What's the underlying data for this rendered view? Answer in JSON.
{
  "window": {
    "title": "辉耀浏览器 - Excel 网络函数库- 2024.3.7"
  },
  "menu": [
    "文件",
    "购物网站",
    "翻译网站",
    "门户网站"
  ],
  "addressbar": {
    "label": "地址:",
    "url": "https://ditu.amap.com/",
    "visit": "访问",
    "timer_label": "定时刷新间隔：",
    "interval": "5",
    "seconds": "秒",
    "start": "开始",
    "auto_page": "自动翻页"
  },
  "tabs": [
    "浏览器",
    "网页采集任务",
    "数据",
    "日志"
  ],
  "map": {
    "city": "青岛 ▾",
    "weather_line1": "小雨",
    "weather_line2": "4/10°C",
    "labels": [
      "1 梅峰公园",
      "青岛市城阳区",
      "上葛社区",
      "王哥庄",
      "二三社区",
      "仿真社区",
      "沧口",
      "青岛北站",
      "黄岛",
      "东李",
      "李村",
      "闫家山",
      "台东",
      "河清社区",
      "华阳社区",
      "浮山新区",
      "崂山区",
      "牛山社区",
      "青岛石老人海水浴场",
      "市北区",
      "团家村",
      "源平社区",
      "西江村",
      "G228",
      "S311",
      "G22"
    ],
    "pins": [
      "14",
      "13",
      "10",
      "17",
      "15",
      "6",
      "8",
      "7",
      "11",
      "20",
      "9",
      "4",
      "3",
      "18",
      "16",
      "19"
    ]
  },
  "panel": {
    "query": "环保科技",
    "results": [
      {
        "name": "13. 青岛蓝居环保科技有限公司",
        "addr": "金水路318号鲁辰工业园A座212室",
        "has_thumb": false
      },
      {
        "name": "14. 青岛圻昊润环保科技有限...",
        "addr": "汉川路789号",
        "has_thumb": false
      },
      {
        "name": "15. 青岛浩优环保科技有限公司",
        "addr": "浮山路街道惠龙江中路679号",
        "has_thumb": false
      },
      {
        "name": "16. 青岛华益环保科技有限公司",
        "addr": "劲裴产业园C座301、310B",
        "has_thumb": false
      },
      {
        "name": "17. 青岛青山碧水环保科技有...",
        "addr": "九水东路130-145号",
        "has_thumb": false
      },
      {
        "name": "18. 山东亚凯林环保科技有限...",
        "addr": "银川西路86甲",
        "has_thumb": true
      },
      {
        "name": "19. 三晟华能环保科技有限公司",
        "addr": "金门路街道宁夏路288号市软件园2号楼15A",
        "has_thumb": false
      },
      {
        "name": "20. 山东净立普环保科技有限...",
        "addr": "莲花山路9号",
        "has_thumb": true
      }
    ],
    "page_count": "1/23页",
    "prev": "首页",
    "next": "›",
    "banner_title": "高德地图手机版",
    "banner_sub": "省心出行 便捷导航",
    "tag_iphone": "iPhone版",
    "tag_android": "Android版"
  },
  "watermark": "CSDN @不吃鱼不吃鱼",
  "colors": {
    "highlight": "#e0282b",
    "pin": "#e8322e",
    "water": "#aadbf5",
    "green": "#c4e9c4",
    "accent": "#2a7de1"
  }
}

***

Your objective: Copy each line of the entries that includes the word "name".

Result:
        "name": "13. 青岛蓝居环保科技有限公司",
        "name": "14. 青岛圻昊润环保科技有限...",
        "name": "15. 青岛浩优环保科技有限公司",
        "name": "16. 青岛华益环保科技有限公司",
        "name": "17. 青岛青山碧水环保科技有...",
        "name": "18. 山东亚凯林环保科技有限...",
        "name": "19. 三晟华能环保科技有限公司",
        "name": "20. 山东净立普环保科技有限...",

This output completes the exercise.